▶ [THE PROBLEM]: Please copy out every line of the material below exactly as it appears, with nothing changed.

▶ [PROVIDED INFORMATION]:

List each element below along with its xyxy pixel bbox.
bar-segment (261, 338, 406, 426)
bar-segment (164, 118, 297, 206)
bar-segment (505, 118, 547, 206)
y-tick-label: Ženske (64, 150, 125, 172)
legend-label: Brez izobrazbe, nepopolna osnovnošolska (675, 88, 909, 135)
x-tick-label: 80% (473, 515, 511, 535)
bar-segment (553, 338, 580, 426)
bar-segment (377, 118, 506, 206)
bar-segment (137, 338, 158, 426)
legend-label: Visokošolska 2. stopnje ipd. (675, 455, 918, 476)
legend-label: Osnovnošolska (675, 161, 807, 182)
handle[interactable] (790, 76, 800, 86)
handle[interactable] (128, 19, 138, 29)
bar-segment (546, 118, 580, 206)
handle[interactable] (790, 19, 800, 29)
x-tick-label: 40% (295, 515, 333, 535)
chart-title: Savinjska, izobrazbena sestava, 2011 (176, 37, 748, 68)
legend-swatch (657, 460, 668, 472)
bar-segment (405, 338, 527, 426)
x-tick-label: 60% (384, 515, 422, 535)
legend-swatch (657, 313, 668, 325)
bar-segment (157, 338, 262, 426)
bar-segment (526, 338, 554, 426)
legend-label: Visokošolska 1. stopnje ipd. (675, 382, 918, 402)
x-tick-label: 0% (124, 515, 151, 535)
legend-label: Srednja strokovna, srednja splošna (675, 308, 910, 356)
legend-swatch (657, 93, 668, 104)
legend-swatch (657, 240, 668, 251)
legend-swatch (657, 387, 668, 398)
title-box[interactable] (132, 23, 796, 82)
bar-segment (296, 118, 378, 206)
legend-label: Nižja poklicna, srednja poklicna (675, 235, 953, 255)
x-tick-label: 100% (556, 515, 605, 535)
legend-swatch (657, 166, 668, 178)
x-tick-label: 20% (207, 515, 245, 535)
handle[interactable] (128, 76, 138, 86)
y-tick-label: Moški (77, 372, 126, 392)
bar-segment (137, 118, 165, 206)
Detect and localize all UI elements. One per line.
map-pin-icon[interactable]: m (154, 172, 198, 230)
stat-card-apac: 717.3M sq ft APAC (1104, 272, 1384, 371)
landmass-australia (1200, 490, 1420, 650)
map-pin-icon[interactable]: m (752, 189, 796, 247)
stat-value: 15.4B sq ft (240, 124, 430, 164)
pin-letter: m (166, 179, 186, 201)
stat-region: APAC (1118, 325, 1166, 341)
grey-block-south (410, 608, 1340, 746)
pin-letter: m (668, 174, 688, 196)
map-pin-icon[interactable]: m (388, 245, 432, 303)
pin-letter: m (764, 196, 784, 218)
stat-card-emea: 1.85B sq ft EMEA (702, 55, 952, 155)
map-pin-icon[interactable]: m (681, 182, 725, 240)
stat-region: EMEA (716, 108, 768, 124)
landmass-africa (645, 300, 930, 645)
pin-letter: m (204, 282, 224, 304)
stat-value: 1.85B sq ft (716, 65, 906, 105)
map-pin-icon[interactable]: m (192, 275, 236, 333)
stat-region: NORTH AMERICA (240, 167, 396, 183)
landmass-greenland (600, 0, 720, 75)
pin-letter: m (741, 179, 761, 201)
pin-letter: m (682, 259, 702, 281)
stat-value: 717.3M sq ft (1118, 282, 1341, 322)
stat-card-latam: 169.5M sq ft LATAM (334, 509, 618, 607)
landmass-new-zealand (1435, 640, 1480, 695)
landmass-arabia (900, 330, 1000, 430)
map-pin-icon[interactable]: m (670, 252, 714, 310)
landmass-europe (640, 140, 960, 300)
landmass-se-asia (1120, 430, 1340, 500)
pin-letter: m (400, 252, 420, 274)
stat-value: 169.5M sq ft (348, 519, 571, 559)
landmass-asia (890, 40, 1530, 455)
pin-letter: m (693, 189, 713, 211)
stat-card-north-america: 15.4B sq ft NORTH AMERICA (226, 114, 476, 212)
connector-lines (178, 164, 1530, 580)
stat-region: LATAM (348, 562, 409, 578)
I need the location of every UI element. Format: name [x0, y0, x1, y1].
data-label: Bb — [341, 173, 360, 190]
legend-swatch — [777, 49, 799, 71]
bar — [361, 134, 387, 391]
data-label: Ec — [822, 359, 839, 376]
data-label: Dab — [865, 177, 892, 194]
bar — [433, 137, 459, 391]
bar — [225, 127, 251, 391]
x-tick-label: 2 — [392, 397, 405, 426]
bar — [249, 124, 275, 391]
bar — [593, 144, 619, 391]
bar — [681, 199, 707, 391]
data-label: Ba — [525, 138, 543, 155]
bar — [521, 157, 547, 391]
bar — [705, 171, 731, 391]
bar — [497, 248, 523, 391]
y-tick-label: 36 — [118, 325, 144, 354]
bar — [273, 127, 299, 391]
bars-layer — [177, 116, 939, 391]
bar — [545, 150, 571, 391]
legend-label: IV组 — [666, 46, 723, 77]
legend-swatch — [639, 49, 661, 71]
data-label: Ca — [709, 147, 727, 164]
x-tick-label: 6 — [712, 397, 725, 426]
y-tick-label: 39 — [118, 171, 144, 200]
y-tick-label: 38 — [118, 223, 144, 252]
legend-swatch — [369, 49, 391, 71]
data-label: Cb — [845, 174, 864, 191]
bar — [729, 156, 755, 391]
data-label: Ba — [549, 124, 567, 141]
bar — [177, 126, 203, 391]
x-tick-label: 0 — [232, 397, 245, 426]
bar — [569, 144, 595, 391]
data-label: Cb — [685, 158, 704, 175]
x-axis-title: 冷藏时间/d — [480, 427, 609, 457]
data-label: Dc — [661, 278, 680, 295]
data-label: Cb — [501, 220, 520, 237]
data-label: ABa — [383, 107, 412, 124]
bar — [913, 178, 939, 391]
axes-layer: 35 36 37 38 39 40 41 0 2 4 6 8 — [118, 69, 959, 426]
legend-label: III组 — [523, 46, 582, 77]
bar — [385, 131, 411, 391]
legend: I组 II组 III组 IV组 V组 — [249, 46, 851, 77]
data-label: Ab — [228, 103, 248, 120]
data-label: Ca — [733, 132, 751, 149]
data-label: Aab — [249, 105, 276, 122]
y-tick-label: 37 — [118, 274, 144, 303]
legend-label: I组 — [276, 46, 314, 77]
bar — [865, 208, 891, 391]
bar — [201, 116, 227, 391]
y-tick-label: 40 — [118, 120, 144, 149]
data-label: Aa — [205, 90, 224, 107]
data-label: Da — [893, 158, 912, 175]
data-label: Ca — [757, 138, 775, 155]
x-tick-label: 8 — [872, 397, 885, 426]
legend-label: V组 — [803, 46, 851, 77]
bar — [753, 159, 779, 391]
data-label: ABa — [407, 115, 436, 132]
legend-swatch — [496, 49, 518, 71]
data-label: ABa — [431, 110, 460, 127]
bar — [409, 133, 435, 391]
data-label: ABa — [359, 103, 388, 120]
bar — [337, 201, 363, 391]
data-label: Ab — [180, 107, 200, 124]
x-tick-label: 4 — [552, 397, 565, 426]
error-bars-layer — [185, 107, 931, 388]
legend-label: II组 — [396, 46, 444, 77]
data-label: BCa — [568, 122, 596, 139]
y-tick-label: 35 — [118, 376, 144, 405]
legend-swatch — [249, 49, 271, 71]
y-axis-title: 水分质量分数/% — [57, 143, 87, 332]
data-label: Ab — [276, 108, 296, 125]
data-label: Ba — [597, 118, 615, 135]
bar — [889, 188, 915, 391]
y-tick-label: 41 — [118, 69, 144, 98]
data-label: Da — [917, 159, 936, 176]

▶ [RESULT FOR THIS EXERCISE]:
List each element below along with its xyxy pixel bbox.
bar-segment (261, 338, 406, 426)
bar-segment (164, 118, 297, 206)
bar-segment (505, 118, 547, 206)
y-tick-label: Ženske (64, 150, 125, 172)
legend-label: Brez izobrazbe, nepopolna osnovnošolska (675, 88, 909, 135)
x-tick-label: 80% (473, 515, 511, 535)
bar-segment (553, 338, 580, 426)
bar-segment (377, 118, 506, 206)
bar-segment (137, 338, 158, 426)
legend-label: Visokošolska 2. stopnje ipd. (675, 455, 918, 476)
legend-label: Osnovnošolska (675, 161, 807, 182)
handle[interactable] (790, 76, 800, 86)
handle[interactable] (128, 19, 138, 29)
bar-segment (546, 118, 580, 206)
handle[interactable] (790, 19, 800, 29)
x-tick-label: 40% (295, 515, 333, 535)
chart-title: Savinjska, izobrazbena sestava, 2011 (176, 37, 748, 68)
legend-swatch (657, 460, 668, 472)
bar-segment (405, 338, 527, 426)
x-tick-label: 60% (384, 515, 422, 535)
legend-swatch (657, 313, 668, 325)
bar-segment (157, 338, 262, 426)
bar-segment (526, 338, 554, 426)
legend-label: Visokošolska 1. stopnje ipd. (675, 382, 918, 402)
x-tick-label: 0% (124, 515, 151, 535)
legend-label: Srednja strokovna, srednja splošna (675, 308, 910, 356)
legend-swatch (657, 93, 668, 104)
legend-swatch (657, 240, 668, 251)
legend-swatch (657, 387, 668, 398)
title-box[interactable] (132, 23, 796, 82)
bar-segment (296, 118, 378, 206)
legend-label: Nižja poklicna, srednja poklicna (675, 235, 953, 255)
x-tick-label: 100% (556, 515, 605, 535)
legend-swatch (657, 166, 668, 178)
x-tick-label: 20% (207, 515, 245, 535)
handle[interactable] (128, 76, 138, 86)
y-tick-label: Moški (77, 372, 126, 392)
bar-segment (137, 118, 165, 206)
Detect and localize all UI elements. One per line.
map-pin-icon[interactable]: m (154, 172, 198, 230)
stat-card-apac: 717.3M sq ft APAC (1104, 272, 1384, 371)
landmass-australia (1200, 490, 1420, 650)
map-pin-icon[interactable]: m (752, 189, 796, 247)
stat-value: 15.4B sq ft (240, 124, 430, 164)
pin-letter: m (166, 179, 186, 201)
stat-region: APAC (1118, 325, 1166, 341)
grey-block-south (410, 608, 1340, 746)
pin-letter: m (668, 174, 688, 196)
map-pin-icon[interactable]: m (388, 245, 432, 303)
pin-letter: m (764, 196, 784, 218)
stat-card-emea: 1.85B sq ft EMEA (702, 55, 952, 155)
map-pin-icon[interactable]: m (681, 182, 725, 240)
stat-region: EMEA (716, 108, 768, 124)
landmass-africa (645, 300, 930, 645)
pin-letter: m (204, 282, 224, 304)
stat-value: 1.85B sq ft (716, 65, 906, 105)
map-pin-icon[interactable]: m (192, 275, 236, 333)
stat-region: NORTH AMERICA (240, 167, 396, 183)
landmass-greenland (600, 0, 720, 75)
pin-letter: m (741, 179, 761, 201)
pin-letter: m (682, 259, 702, 281)
stat-value: 717.3M sq ft (1118, 282, 1341, 322)
stat-card-latam: 169.5M sq ft LATAM (334, 509, 618, 607)
landmass-new-zealand (1435, 640, 1480, 695)
landmass-arabia (900, 330, 1000, 430)
map-pin-icon[interactable]: m (670, 252, 714, 310)
landmass-europe (640, 140, 960, 300)
landmass-se-asia (1120, 430, 1340, 500)
pin-letter: m (400, 252, 420, 274)
stat-value: 169.5M sq ft (348, 519, 571, 559)
landmass-asia (890, 40, 1530, 455)
pin-letter: m (693, 189, 713, 211)
stat-card-north-america: 15.4B sq ft NORTH AMERICA (226, 114, 476, 212)
connector-lines (178, 164, 1530, 580)
stat-region: LATAM (348, 562, 409, 578)
I need the location of every UI element. Format: name [x0, y0, x1, y1].
data-label: Bb — [341, 173, 360, 190]
legend-swatch — [777, 49, 799, 71]
bar — [361, 134, 387, 391]
data-label: Ec — [822, 359, 839, 376]
data-label: Dab — [865, 177, 892, 194]
bar — [433, 137, 459, 391]
bar — [225, 127, 251, 391]
x-tick-label: 2 — [392, 397, 405, 426]
bar — [249, 124, 275, 391]
bar — [593, 144, 619, 391]
bar — [681, 199, 707, 391]
data-label: Ba — [525, 138, 543, 155]
bar — [521, 157, 547, 391]
bar — [705, 171, 731, 391]
bar — [497, 248, 523, 391]
y-tick-label: 36 — [118, 325, 144, 354]
bar — [273, 127, 299, 391]
bars-layer — [177, 116, 939, 391]
bar — [545, 150, 571, 391]
legend-label: IV组 — [666, 46, 723, 77]
legend-swatch — [639, 49, 661, 71]
data-label: Ca — [709, 147, 727, 164]
x-tick-label: 6 — [712, 397, 725, 426]
y-tick-label: 39 — [118, 171, 144, 200]
y-tick-label: 38 — [118, 223, 144, 252]
legend-swatch — [369, 49, 391, 71]
data-label: Cb — [845, 174, 864, 191]
bar — [729, 156, 755, 391]
data-label: Ba — [549, 124, 567, 141]
bar — [177, 126, 203, 391]
x-tick-label: 0 — [232, 397, 245, 426]
bar — [569, 144, 595, 391]
data-label: Cb — [685, 158, 704, 175]
x-axis-title: 冷藏时间/d — [480, 427, 609, 457]
data-label: Dc — [661, 278, 680, 295]
data-label: Cb — [501, 220, 520, 237]
data-label: ABa — [383, 107, 412, 124]
bar — [913, 178, 939, 391]
axes-layer: 35 36 37 38 39 40 41 0 2 4 6 8 — [118, 69, 959, 426]
legend-label: III组 — [523, 46, 582, 77]
bar — [385, 131, 411, 391]
legend: I组 II组 III组 IV组 V组 — [249, 46, 851, 77]
data-label: Ab — [228, 103, 248, 120]
data-label: Ca — [733, 132, 751, 149]
data-label: Aab — [249, 105, 276, 122]
y-tick-label: 37 — [118, 274, 144, 303]
legend-label: I组 — [276, 46, 314, 77]
bar — [865, 208, 891, 391]
bar — [201, 116, 227, 391]
y-tick-label: 40 — [118, 120, 144, 149]
data-label: Aa — [205, 90, 224, 107]
data-label: Da — [893, 158, 912, 175]
data-label: Ca — [757, 138, 775, 155]
x-tick-label: 8 — [872, 397, 885, 426]
legend-label: V组 — [803, 46, 851, 77]
bar — [753, 159, 779, 391]
data-label: ABa — [407, 115, 436, 132]
legend-swatch — [496, 49, 518, 71]
data-label: ABa — [431, 110, 460, 127]
bar — [409, 133, 435, 391]
data-label: ABa — [359, 103, 388, 120]
bar — [337, 201, 363, 391]
data-label: Ab — [180, 107, 200, 124]
x-tick-label: 4 — [552, 397, 565, 426]
error-bars-layer — [185, 107, 931, 388]
legend-label: II组 — [396, 46, 444, 77]
data-label: BCa — [568, 122, 596, 139]
y-tick-label: 35 — [118, 376, 144, 405]
legend-swatch — [249, 49, 271, 71]
y-axis-title: 水分质量分数/% — [57, 143, 87, 332]
data-label: Ab — [276, 108, 296, 125]
data-label: Ba — [597, 118, 615, 135]
bar — [889, 188, 915, 391]
y-tick-label: 41 — [118, 69, 144, 98]
data-label: Da — [917, 159, 936, 176]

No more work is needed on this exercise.